» Task
Copy every record below exactly.

[Excerpts from a figure dataset]
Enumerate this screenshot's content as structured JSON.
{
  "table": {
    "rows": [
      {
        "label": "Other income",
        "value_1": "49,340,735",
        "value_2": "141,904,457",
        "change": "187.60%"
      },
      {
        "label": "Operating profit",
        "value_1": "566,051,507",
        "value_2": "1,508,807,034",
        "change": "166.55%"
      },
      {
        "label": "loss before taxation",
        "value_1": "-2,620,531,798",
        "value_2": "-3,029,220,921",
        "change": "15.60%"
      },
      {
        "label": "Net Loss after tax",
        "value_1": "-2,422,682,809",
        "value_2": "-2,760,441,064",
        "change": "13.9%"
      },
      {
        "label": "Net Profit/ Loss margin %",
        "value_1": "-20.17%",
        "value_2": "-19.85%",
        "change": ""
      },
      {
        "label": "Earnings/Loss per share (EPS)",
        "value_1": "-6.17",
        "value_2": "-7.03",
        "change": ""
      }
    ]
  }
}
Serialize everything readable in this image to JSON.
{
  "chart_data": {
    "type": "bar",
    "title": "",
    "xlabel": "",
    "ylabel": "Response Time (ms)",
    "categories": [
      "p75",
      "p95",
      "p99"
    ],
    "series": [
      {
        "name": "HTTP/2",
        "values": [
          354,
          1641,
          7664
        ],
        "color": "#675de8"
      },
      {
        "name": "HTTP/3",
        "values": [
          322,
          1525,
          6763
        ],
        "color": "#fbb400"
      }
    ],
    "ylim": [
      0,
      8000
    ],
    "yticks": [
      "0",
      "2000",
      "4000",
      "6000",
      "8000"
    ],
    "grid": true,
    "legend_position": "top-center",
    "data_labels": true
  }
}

» Complete output
Enumerate this screenshot's content as structured JSON.
{
  "table": {
    "rows": [
      {
        "label": "Other income",
        "value_1": "49,340,735",
        "value_2": "141,904,457",
        "change": "187.60%"
      },
      {
        "label": "Operating profit",
        "value_1": "566,051,507",
        "value_2": "1,508,807,034",
        "change": "166.55%"
      },
      {
        "label": "loss before taxation",
        "value_1": "-2,620,531,798",
        "value_2": "-3,029,220,921",
        "change": "15.60%"
      },
      {
        "label": "Net Loss after tax",
        "value_1": "-2,422,682,809",
        "value_2": "-2,760,441,064",
        "change": "13.9%"
      },
      {
        "label": "Net Profit/ Loss margin %",
        "value_1": "-20.17%",
        "value_2": "-19.85%",
        "change": ""
      },
      {
        "label": "Earnings/Loss per share (EPS)",
        "value_1": "-6.17",
        "value_2": "-7.03",
        "change": ""
      }
    ]
  }
}
Serialize everything readable in this image to JSON.
{
  "chart_data": {
    "type": "bar",
    "title": "",
    "xlabel": "",
    "ylabel": "Response Time (ms)",
    "categories": [
      "p75",
      "p95",
      "p99"
    ],
    "series": [
      {
        "name": "HTTP/2",
        "values": [
          354,
          1641,
          7664
        ],
        "color": "#675de8"
      },
      {
        "name": "HTTP/3",
        "values": [
          322,
          1525,
          6763
        ],
        "color": "#fbb400"
      }
    ],
    "ylim": [
      0,
      8000
    ],
    "yticks": [
      "0",
      "2000",
      "4000",
      "6000",
      "8000"
    ],
    "grid": true,
    "legend_position": "top-center",
    "data_labels": true
  }
}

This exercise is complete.